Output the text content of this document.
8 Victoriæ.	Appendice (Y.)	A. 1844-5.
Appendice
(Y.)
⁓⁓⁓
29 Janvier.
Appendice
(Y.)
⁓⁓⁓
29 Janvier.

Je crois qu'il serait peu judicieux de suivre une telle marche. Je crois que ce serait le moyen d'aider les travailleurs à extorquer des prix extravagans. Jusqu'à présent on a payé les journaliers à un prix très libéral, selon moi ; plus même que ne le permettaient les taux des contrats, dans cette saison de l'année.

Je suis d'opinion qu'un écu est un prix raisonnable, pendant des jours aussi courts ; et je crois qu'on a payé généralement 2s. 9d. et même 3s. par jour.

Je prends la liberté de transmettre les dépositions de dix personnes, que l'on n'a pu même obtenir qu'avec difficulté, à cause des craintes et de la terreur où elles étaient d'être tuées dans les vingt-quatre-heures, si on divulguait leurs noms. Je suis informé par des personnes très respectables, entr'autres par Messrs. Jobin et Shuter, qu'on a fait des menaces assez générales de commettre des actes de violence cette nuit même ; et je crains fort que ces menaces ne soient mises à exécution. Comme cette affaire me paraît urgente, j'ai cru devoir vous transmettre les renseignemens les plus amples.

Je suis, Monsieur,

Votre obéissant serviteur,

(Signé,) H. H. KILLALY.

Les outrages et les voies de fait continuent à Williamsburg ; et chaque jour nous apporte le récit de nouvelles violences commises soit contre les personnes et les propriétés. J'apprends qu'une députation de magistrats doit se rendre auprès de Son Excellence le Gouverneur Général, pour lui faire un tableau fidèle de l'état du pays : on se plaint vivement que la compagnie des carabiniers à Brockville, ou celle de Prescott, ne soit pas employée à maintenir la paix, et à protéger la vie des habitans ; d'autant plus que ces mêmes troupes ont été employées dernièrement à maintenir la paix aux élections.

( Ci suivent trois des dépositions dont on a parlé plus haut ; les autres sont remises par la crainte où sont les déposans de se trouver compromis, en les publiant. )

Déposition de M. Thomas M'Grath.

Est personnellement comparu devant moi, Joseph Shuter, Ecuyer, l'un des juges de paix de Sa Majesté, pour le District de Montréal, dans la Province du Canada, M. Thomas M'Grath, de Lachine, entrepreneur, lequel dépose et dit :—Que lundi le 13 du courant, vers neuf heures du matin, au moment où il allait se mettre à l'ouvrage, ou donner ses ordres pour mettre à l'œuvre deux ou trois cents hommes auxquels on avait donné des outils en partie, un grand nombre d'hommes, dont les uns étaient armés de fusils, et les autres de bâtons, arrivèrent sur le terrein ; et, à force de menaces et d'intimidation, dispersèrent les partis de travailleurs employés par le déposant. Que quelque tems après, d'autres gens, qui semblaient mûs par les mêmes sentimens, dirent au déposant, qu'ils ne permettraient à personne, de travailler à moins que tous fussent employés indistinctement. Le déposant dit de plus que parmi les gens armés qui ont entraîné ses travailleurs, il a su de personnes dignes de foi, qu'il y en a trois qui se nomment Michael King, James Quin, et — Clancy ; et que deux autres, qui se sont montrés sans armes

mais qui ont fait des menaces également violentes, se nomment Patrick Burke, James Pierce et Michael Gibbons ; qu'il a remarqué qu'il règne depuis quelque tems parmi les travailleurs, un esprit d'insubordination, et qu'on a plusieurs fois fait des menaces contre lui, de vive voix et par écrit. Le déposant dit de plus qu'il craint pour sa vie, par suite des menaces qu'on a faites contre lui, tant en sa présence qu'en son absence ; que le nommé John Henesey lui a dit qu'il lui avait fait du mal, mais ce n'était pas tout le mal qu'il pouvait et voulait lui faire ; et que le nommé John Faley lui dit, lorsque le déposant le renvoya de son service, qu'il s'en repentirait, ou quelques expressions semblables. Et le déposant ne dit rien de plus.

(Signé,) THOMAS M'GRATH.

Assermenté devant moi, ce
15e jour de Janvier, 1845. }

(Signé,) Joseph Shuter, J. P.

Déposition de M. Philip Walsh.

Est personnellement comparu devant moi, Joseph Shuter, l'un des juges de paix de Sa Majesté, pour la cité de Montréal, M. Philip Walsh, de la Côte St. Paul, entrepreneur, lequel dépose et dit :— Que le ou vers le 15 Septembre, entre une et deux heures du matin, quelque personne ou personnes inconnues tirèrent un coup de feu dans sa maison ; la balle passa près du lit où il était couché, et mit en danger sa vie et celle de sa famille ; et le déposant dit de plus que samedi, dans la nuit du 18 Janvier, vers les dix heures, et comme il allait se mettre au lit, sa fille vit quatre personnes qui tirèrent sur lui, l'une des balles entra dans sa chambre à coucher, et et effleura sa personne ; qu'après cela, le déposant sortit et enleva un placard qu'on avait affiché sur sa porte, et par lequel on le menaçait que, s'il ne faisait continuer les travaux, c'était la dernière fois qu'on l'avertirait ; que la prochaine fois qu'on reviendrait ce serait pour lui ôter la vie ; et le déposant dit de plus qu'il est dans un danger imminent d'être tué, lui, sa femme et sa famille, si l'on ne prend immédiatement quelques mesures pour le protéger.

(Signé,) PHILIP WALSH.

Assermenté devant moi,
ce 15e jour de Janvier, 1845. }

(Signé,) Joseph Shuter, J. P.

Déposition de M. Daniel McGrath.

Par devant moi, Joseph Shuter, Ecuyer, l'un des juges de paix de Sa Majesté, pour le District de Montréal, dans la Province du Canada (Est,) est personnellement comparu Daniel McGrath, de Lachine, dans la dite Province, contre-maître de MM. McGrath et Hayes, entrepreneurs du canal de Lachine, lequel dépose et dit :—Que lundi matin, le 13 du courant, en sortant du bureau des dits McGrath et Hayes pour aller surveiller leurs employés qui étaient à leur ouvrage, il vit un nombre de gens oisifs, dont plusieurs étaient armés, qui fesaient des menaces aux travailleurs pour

----------------------------------------

◆ What to do
Return the entries above exactly as they appear.

◆ Task answer
Output the text content of this document.
8 Victoriæ.	Appendice (Y.)	A. 1844-5.
Appendice
(Y.)
⁓⁓⁓
29 Janvier.
Appendice
(Y.)
⁓⁓⁓
29 Janvier.

Je crois qu'il serait peu judicieux de suivre une telle marche. Je crois que ce serait le moyen d'aider les travailleurs à extorquer des prix extravagans. Jusqu'à présent on a payé les journaliers à un prix très libéral, selon moi ; plus même que ne le permettaient les taux des contrats, dans cette saison de l'année.

Je suis d'opinion qu'un écu est un prix raisonnable, pendant des jours aussi courts ; et je crois qu'on a payé généralement 2s. 9d. et même 3s. par jour.

Je prends la liberté de transmettre les dépositions de dix personnes, que l'on n'a pu même obtenir qu'avec difficulté, à cause des craintes et de la terreur où elles étaient d'être tuées dans les vingt-quatre-heures, si on divulguait leurs noms. Je suis informé par des personnes très respectables, entr'autres par Messrs. Jobin et Shuter, qu'on a fait des menaces assez générales de commettre des actes de violence cette nuit même ; et je crains fort que ces menaces ne soient mises à exécution. Comme cette affaire me paraît urgente, j'ai cru devoir vous transmettre les renseignemens les plus amples.

Je suis, Monsieur,

Votre obéissant serviteur,

(Signé,) H. H. KILLALY.

Les outrages et les voies de fait continuent à Williamsburg ; et chaque jour nous apporte le récit de nouvelles violences commises soit contre les personnes et les propriétés. J'apprends qu'une députation de magistrats doit se rendre auprès de Son Excellence le Gouverneur Général, pour lui faire un tableau fidèle de l'état du pays : on se plaint vivement que la compagnie des carabiniers à Brockville, ou celle de Prescott, ne soit pas employée à maintenir la paix, et à protéger la vie des habitans ; d'autant plus que ces mêmes troupes ont été employées dernièrement à maintenir la paix aux élections.

( Ci suivent trois des dépositions dont on a parlé plus haut ; les autres sont remises par la crainte où sont les déposans de se trouver compromis, en les publiant. )

Déposition de M. Thomas M'Grath.

Est personnellement comparu devant moi, Joseph Shuter, Ecuyer, l'un des juges de paix de Sa Majesté, pour le District de Montréal, dans la Province du Canada, M. Thomas M'Grath, de Lachine, entrepreneur, lequel dépose et dit :—Que lundi le 13 du courant, vers neuf heures du matin, au moment où il allait se mettre à l'ouvrage, ou donner ses ordres pour mettre à l'œuvre deux ou trois cents hommes auxquels on avait donné des outils en partie, un grand nombre d'hommes, dont les uns étaient armés de fusils, et les autres de bâtons, arrivèrent sur le terrein ; et, à force de menaces et d'intimidation, dispersèrent les partis de travailleurs employés par le déposant. Que quelque tems après, d'autres gens, qui semblaient mûs par les mêmes sentimens, dirent au déposant, qu'ils ne permettraient à personne, de travailler à moins que tous fussent employés indistinctement. Le déposant dit de plus que parmi les gens armés qui ont entraîné ses travailleurs, il a su de personnes dignes de foi, qu'il y en a trois qui se nomment Michael King, James Quin, et — Clancy ; et que deux autres, qui se sont montrés sans armes

mais qui ont fait des menaces également violentes, se nomment Patrick Burke, James Pierce et Michael Gibbons ; qu'il a remarqué qu'il règne depuis quelque tems parmi les travailleurs, un esprit d'insubordination, et qu'on a plusieurs fois fait des menaces contre lui, de vive voix et par écrit. Le déposant dit de plus qu'il craint pour sa vie, par suite des menaces qu'on a faites contre lui, tant en sa présence qu'en son absence ; que le nommé John Henesey lui a dit qu'il lui avait fait du mal, mais ce n'était pas tout le mal qu'il pouvait et voulait lui faire ; et que le nommé John Faley lui dit, lorsque le déposant le renvoya de son service, qu'il s'en repentirait, ou quelques expressions semblables. Et le déposant ne dit rien de plus.

(Signé,) THOMAS M'GRATH.

Assermenté devant moi, ce
15e jour de Janvier, 1845. }

(Signé,) Joseph Shuter, J. P.

Déposition de M. Philip Walsh.

Est personnellement comparu devant moi, Joseph Shuter, l'un des juges de paix de Sa Majesté, pour la cité de Montréal, M. Philip Walsh, de la Côte St. Paul, entrepreneur, lequel dépose et dit :— Que le ou vers le 15 Septembre, entre une et deux heures du matin, quelque personne ou personnes inconnues tirèrent un coup de feu dans sa maison ; la balle passa près du lit où il était couché, et mit en danger sa vie et celle de sa famille ; et le déposant dit de plus que samedi, dans la nuit du 18 Janvier, vers les dix heures, et comme il allait se mettre au lit, sa fille vit quatre personnes qui tirèrent sur lui, l'une des balles entra dans sa chambre à coucher, et et effleura sa personne ; qu'après cela, le déposant sortit et enleva un placard qu'on avait affiché sur sa porte, et par lequel on le menaçait que, s'il ne faisait continuer les travaux, c'était la dernière fois qu'on l'avertirait ; que la prochaine fois qu'on reviendrait ce serait pour lui ôter la vie ; et le déposant dit de plus qu'il est dans un danger imminent d'être tué, lui, sa femme et sa famille, si l'on ne prend immédiatement quelques mesures pour le protéger.

(Signé,) PHILIP WALSH.

Assermenté devant moi,
ce 15e jour de Janvier, 1845. }

(Signé,) Joseph Shuter, J. P.

Déposition de M. Daniel McGrath.

Par devant moi, Joseph Shuter, Ecuyer, l'un des juges de paix de Sa Majesté, pour le District de Montréal, dans la Province du Canada (Est,) est personnellement comparu Daniel McGrath, de Lachine, dans la dite Province, contre-maître de MM. McGrath et Hayes, entrepreneurs du canal de Lachine, lequel dépose et dit :—Que lundi matin, le 13 du courant, en sortant du bureau des dits McGrath et Hayes pour aller surveiller leurs employés qui étaient à leur ouvrage, il vit un nombre de gens oisifs, dont plusieurs étaient armés, qui fesaient des menaces aux travailleurs pour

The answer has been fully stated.